• _TASK DIRECTIONS_: Look through the material below. Copy every line with the string "title" in it.

• _RECORDS FOR THIS EXERCISE_:

· · · ·

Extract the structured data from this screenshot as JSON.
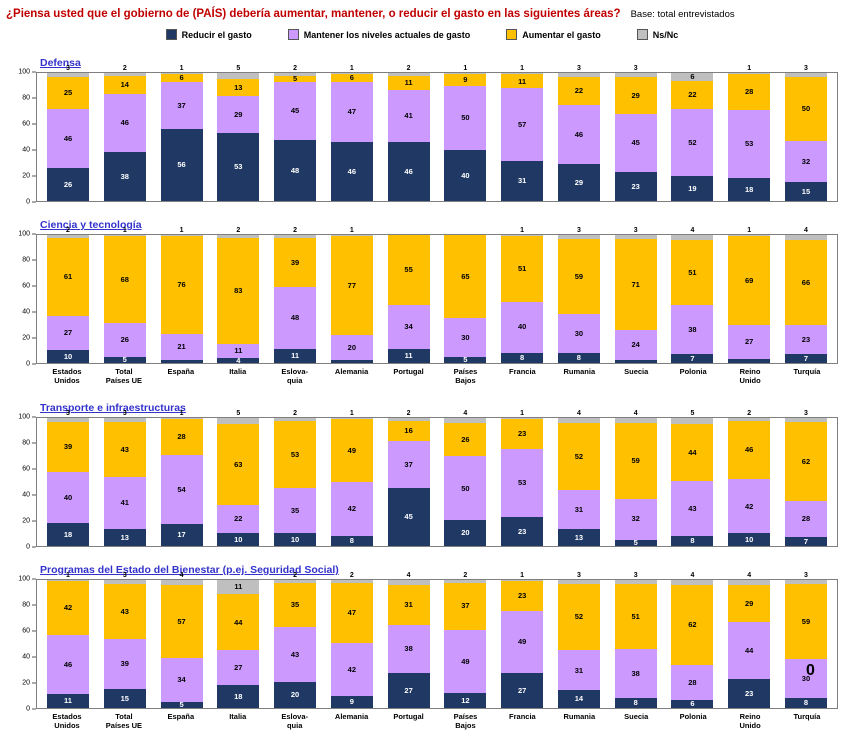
{
  "header": {
    "title": "¿Piensa usted que el gobierno de (PAÍS) debería aumentar, mantener, o reducir el gasto en las siguientes áreas?",
    "base_note": "Base: total entrevistados"
  },
  "legend": [
    {
      "label": "Reducir el gasto",
      "color": "#1F3864"
    },
    {
      "label": "Mantener los niveles actuales de gasto",
      "color": "#CC99FF"
    },
    {
      "label": "Aumentar el gasto",
      "color": "#FFC000"
    },
    {
      "label": "Ns/Nc",
      "color": "#BFBFBF"
    }
  ],
  "y_ticks": [
    100,
    80,
    60,
    40,
    20,
    0
  ],
  "countries": [
    "Estados\nUnidos",
    "Total\nPaíses UE",
    "España",
    "Italia",
    "Eslova-\nquia",
    "Alemania",
    "Portugal",
    "Países\nBajos",
    "Francia",
    "Rumania",
    "Suecia",
    "Polonia",
    "Reino\nUnido",
    "Turquía"
  ],
  "stray_zero": "0",
  "chart_data": [
    {
      "type": "bar",
      "stacked": true,
      "title": "Defensa",
      "unit": "%",
      "ylim": [
        0,
        100
      ],
      "legend_position": "top",
      "grid": false,
      "categories": [
        "Estados Unidos",
        "Total Países UE",
        "España",
        "Italia",
        "Eslovaquia",
        "Alemania",
        "Portugal",
        "Países Bajos",
        "Francia",
        "Rumania",
        "Suecia",
        "Polonia",
        "Reino Unido",
        "Turquía"
      ],
      "series": [
        {
          "name": "Reducir el gasto",
          "color": "#1F3864",
          "values": [
            26,
            38,
            56,
            53,
            48,
            46,
            46,
            40,
            31,
            29,
            23,
            19,
            18,
            15
          ]
        },
        {
          "name": "Mantener los niveles actuales de gasto",
          "color": "#CC99FF",
          "values": [
            46,
            46,
            37,
            29,
            45,
            47,
            41,
            50,
            57,
            46,
            45,
            52,
            53,
            32
          ]
        },
        {
          "name": "Aumentar el gasto",
          "color": "#FFC000",
          "values": [
            25,
            14,
            6,
            13,
            5,
            6,
            11,
            9,
            11,
            22,
            29,
            22,
            28,
            50
          ]
        },
        {
          "name": "Ns/Nc",
          "color": "#BFBFBF",
          "values": [
            3,
            2,
            1,
            5,
            2,
            1,
            2,
            1,
            1,
            3,
            3,
            6,
            1,
            3
          ]
        }
      ]
    },
    {
      "type": "bar",
      "stacked": true,
      "title": "Ciencia y tecnología",
      "unit": "%",
      "ylim": [
        0,
        100
      ],
      "grid": false,
      "categories": [
        "Estados Unidos",
        "Total Países UE",
        "España",
        "Italia",
        "Eslovaquia",
        "Alemania",
        "Portugal",
        "Países Bajos",
        "Francia",
        "Rumania",
        "Suecia",
        "Polonia",
        "Reino Unido",
        "Turquía"
      ],
      "series": [
        {
          "name": "Reducir el gasto",
          "color": "#1F3864",
          "values": [
            10,
            5,
            2,
            4,
            11,
            2,
            11,
            5,
            8,
            8,
            2,
            7,
            3,
            7
          ]
        },
        {
          "name": "Mantener los niveles actuales de gasto",
          "color": "#CC99FF",
          "values": [
            27,
            26,
            21,
            11,
            48,
            20,
            34,
            30,
            40,
            30,
            24,
            38,
            27,
            23
          ]
        },
        {
          "name": "Aumentar el gasto",
          "color": "#FFC000",
          "values": [
            61,
            68,
            76,
            83,
            39,
            77,
            55,
            65,
            51,
            59,
            71,
            51,
            69,
            66
          ]
        },
        {
          "name": "Ns/Nc",
          "color": "#BFBFBF",
          "values": [
            2,
            1,
            1,
            2,
            2,
            1,
            0,
            0,
            1,
            3,
            3,
            4,
            1,
            4
          ]
        }
      ]
    },
    {
      "type": "bar",
      "stacked": true,
      "title": "Transporte e infraestructuras",
      "unit": "%",
      "ylim": [
        0,
        100
      ],
      "grid": false,
      "categories": [
        "Estados Unidos",
        "Total Países UE",
        "España",
        "Italia",
        "Eslovaquia",
        "Alemania",
        "Portugal",
        "Países Bajos",
        "Francia",
        "Rumania",
        "Suecia",
        "Polonia",
        "Reino Unido",
        "Turquía"
      ],
      "series": [
        {
          "name": "Reducir el gasto",
          "color": "#1F3864",
          "values": [
            18,
            13,
            17,
            10,
            10,
            8,
            45,
            20,
            23,
            13,
            5,
            8,
            10,
            7
          ]
        },
        {
          "name": "Mantener los niveles actuales de gasto",
          "color": "#CC99FF",
          "values": [
            40,
            41,
            54,
            22,
            35,
            42,
            37,
            50,
            53,
            31,
            32,
            43,
            42,
            28
          ]
        },
        {
          "name": "Aumentar el gasto",
          "color": "#FFC000",
          "values": [
            39,
            43,
            28,
            63,
            53,
            49,
            16,
            26,
            23,
            52,
            59,
            44,
            46,
            62
          ]
        },
        {
          "name": "Ns/Nc",
          "color": "#BFBFBF",
          "values": [
            3,
            3,
            1,
            5,
            2,
            1,
            2,
            4,
            1,
            4,
            4,
            5,
            2,
            3
          ]
        }
      ]
    },
    {
      "type": "bar",
      "stacked": true,
      "title": "Programas del Estado del Bienestar (p.ej. Seguridad Social)",
      "unit": "%",
      "ylim": [
        0,
        100
      ],
      "grid": false,
      "categories": [
        "Estados Unidos",
        "Total Países UE",
        "España",
        "Italia",
        "Eslovaquia",
        "Alemania",
        "Portugal",
        "Países Bajos",
        "Francia",
        "Rumania",
        "Suecia",
        "Polonia",
        "Reino Unido",
        "Turquía"
      ],
      "series": [
        {
          "name": "Reducir el gasto",
          "color": "#1F3864",
          "values": [
            11,
            15,
            5,
            18,
            20,
            9,
            27,
            12,
            27,
            14,
            8,
            6,
            23,
            8
          ]
        },
        {
          "name": "Mantener los niveles actuales de gasto",
          "color": "#CC99FF",
          "values": [
            46,
            39,
            34,
            27,
            43,
            42,
            38,
            49,
            49,
            31,
            38,
            28,
            44,
            30
          ]
        },
        {
          "name": "Aumentar el gasto",
          "color": "#FFC000",
          "values": [
            42,
            43,
            57,
            44,
            35,
            47,
            31,
            37,
            23,
            52,
            51,
            62,
            29,
            59
          ]
        },
        {
          "name": "Ns/Nc",
          "color": "#BFBFBF",
          "values": [
            1,
            3,
            4,
            11,
            2,
            2,
            4,
            2,
            1,
            3,
            3,
            4,
            4,
            3
          ]
        }
      ]
    }
  ]
}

· · · ·

• _REPLY_:
    "title": "¿Piensa usted que el gobierno de (PAÍS) debería aumentar, mantener, o reducir el gasto en las siguientes áreas?",
      "title": "Defensa",
      "title": "Ciencia y tecnología",
      "title": "Transporte e infraestructuras",
      "title": "Programas del Estado del Bienestar (p.ej. Seguridad Social)",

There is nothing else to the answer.